Transcribe each line of the material as it is, and drop any picture.

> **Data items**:
★ ★ ★ ★

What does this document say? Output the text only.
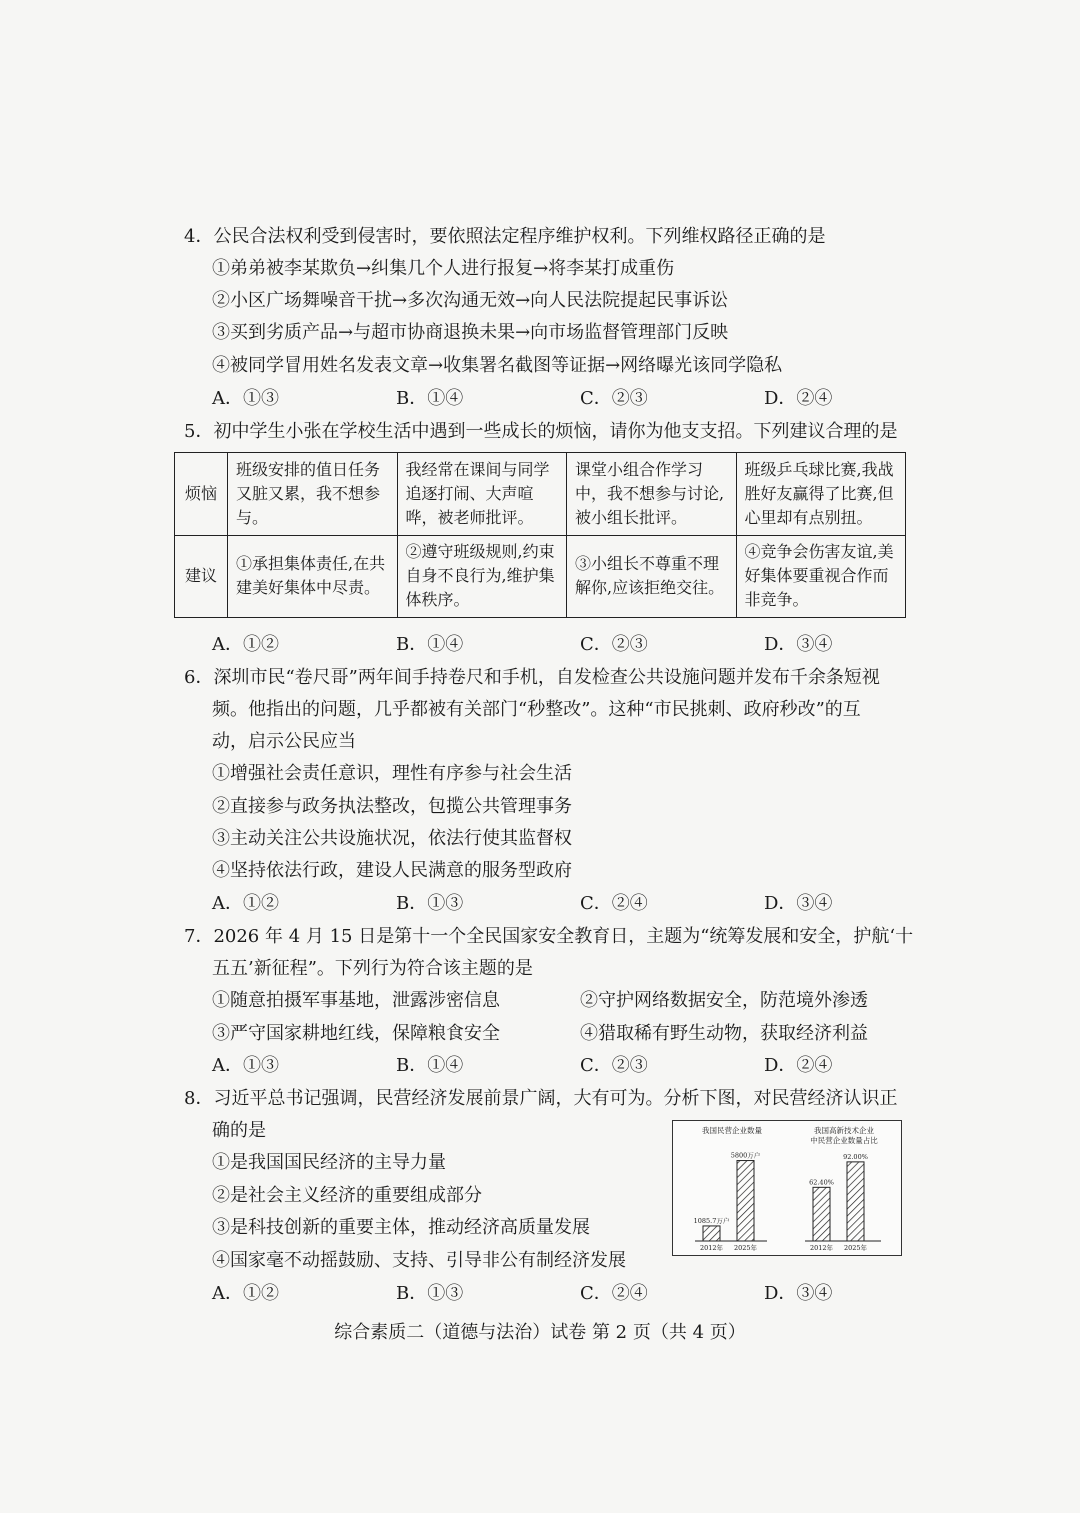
4．公民合法权利受到侵害时，要依照法定程序维护权利。下列维权路径正确的是
①弟弟被李某欺负→纠集几个人进行报复→将李某打成重伤
②小区广场舞噪音干扰→多次沟通无效→向人民法院提起民事诉讼
③买到劣质产品→与超市协商退换未果→向市场监督管理部门反映
④被同学冒用姓名发表文章→收集署名截图等证据→网络曝光该同学隐私
A．①③	B．①④	C．②③	D．②④
5．初中学生小张在学校生活中遇到一些成长的烦恼，请你为他支支招。下列建议合理的是
烦恼	班级安排的值日任务又脏又累，我不想参与。	我经常在课间与同学追逐打闹、大声喧哗，被老师批评。	课堂小组合作学习中，我不想参与讨论,被小组长批评。	班级乒乓球比赛,我战胜好友赢得了比赛,但心里却有点别扭。
建议	①承担集体责任,在共建美好集体中尽责。	②遵守班级规则,约束自身不良行为,维护集体秩序。	③小组长不尊重不理解你,应该拒绝交往。	④竞争会伤害友谊,美好集体要重视合作而非竞争。
A．①②	B．①④	C．②③	D．③④
6．深圳市民“卷尺哥”两年间手持卷尺和手机，自发检查公共设施问题并发布千余条短视
频。他指出的问题，几乎都被有关部门“秒整改”。这种“市民挑刺、政府秒改”的互
动，启示公民应当
①增强社会责任意识，理性有序参与社会生活
②直接参与政务执法整改，包揽公共管理事务
③主动关注公共设施状况，依法行使其监督权
④坚持依法行政，建设人民满意的服务型政府
A．①②	B．①③	C．②④	D．③④
7．2026 年 4 月 15 日是第十一个全民国家安全教育日，主题为“统筹发展和安全，护航‘十
五五’新征程”。下列行为符合该主题的是
①随意拍摄军事基地，泄露涉密信息	②守护网络数据安全，防范境外渗透
③严守国家耕地红线，保障粮食安全	④猎取稀有野生动物，获取经济利益
A．①③	B．①④	C．②③	D．②④
8．习近平总书记强调，民营经济发展前景广阔，大有可为。分析下图，对民营经济认识正
确的是
①是我国国民经济的主导力量
②是社会主义经济的重要组成部分
③是科技创新的重要主体，推动经济高质量发展
④国家毫不动摇鼓励、支持、引导非公有制经济发展
我国民营企业数量
1085.7万户
2012年
5800万户
2025年
我国高新技术企业
中民营企业数量占比
62.40%
2012年
92.00%
2025年
A．①②	B．①③	C．②④	D．③④
综合素质二（道德与法治）试卷 第 2 页（共 4 页）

★ ★ ★ ★

> **RESPONSE**:
What does this document say? Output the text only.
4．公民合法权利受到侵害时，要依照法定程序维护权利。下列维权路径正确的是
①弟弟被李某欺负→纠集几个人进行报复→将李某打成重伤
②小区广场舞噪音干扰→多次沟通无效→向人民法院提起民事诉讼
③买到劣质产品→与超市协商退换未果→向市场监督管理部门反映
④被同学冒用姓名发表文章→收集署名截图等证据→网络曝光该同学隐私
A．①③	B．①④	C．②③	D．②④
5．初中学生小张在学校生活中遇到一些成长的烦恼，请你为他支支招。下列建议合理的是
烦恼	班级安排的值日任务又脏又累，我不想参与。	我经常在课间与同学追逐打闹、大声喧哗，被老师批评。	课堂小组合作学习中，我不想参与讨论,被小组长批评。	班级乒乓球比赛,我战胜好友赢得了比赛,但心里却有点别扭。
建议	①承担集体责任,在共建美好集体中尽责。	②遵守班级规则,约束自身不良行为,维护集体秩序。	③小组长不尊重不理解你,应该拒绝交往。	④竞争会伤害友谊,美好集体要重视合作而非竞争。
A．①②	B．①④	C．②③	D．③④
6．深圳市民“卷尺哥”两年间手持卷尺和手机，自发检查公共设施问题并发布千余条短视
频。他指出的问题，几乎都被有关部门“秒整改”。这种“市民挑刺、政府秒改”的互
动，启示公民应当
①增强社会责任意识，理性有序参与社会生活
②直接参与政务执法整改，包揽公共管理事务
③主动关注公共设施状况，依法行使其监督权
④坚持依法行政，建设人民满意的服务型政府
A．①②	B．①③	C．②④	D．③④
7．2026 年 4 月 15 日是第十一个全民国家安全教育日，主题为“统筹发展和安全，护航‘十
五五’新征程”。下列行为符合该主题的是
①随意拍摄军事基地，泄露涉密信息	②守护网络数据安全，防范境外渗透
③严守国家耕地红线，保障粮食安全	④猎取稀有野生动物，获取经济利益
A．①③	B．①④	C．②③	D．②④
8．习近平总书记强调，民营经济发展前景广阔，大有可为。分析下图，对民营经济认识正
确的是
①是我国国民经济的主导力量
②是社会主义经济的重要组成部分
③是科技创新的重要主体，推动经济高质量发展
④国家毫不动摇鼓励、支持、引导非公有制经济发展
我国民营企业数量
1085.7万户
2012年
5800万户
2025年
我国高新技术企业
中民营企业数量占比
62.40%
2012年
92.00%
2025年
A．①②	B．①③	C．②④	D．③④
综合素质二（道德与法治）试卷 第 2 页（共 4 页）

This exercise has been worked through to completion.